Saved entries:
↓

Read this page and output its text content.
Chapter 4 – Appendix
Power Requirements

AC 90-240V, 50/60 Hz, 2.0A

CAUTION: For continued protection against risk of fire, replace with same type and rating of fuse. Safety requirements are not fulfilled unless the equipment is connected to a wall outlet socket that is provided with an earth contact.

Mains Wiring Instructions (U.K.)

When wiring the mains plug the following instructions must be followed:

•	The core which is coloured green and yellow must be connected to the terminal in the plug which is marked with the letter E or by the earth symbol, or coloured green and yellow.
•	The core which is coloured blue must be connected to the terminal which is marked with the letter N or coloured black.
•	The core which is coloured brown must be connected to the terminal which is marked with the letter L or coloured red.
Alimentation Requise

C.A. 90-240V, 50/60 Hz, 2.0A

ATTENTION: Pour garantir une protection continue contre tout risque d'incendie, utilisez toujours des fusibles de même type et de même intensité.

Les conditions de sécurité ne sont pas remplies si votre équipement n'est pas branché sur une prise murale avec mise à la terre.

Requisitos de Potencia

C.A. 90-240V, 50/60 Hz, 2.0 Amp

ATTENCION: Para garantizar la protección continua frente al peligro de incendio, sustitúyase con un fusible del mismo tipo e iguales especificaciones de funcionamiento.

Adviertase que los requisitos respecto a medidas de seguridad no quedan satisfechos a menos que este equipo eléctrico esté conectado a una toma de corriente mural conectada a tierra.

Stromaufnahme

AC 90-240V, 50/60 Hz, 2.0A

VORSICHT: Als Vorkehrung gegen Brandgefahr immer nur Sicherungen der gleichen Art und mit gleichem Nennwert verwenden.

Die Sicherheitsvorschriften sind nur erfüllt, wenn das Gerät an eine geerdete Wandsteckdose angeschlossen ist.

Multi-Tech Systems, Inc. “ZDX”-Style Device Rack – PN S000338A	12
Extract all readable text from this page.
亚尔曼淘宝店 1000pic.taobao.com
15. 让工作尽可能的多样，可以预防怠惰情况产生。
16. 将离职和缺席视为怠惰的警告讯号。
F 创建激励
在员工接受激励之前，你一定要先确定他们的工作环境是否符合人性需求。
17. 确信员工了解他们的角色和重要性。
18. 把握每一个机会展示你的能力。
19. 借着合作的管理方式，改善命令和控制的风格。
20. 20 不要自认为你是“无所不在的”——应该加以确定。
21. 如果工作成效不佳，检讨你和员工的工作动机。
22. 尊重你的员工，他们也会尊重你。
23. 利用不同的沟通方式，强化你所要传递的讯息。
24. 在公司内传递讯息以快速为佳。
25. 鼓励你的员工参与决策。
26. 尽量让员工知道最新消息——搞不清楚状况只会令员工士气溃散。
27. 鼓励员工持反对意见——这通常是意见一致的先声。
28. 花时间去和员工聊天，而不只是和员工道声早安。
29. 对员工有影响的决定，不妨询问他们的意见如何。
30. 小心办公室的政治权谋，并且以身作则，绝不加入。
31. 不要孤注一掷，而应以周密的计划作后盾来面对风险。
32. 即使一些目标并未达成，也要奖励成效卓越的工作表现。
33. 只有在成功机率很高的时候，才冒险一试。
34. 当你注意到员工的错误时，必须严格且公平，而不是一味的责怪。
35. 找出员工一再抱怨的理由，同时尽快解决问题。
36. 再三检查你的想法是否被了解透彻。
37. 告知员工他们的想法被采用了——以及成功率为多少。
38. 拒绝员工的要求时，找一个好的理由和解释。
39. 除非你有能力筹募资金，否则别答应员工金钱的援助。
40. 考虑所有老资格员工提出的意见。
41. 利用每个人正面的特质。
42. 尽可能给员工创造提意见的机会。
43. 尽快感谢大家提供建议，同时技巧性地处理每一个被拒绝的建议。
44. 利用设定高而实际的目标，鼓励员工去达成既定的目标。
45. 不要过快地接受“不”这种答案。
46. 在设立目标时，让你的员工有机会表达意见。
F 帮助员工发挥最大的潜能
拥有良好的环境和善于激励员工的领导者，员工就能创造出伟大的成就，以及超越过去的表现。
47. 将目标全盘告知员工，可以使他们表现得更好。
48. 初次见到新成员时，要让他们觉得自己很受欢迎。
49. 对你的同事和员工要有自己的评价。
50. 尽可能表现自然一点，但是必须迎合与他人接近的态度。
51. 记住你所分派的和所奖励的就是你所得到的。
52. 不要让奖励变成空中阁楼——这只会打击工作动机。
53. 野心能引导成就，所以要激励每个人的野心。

↑

## PROBLEM DETAILS
Of the lines above, how many include the word "letter"? Reply with the number alone.

## FINISHED EXERCISE
3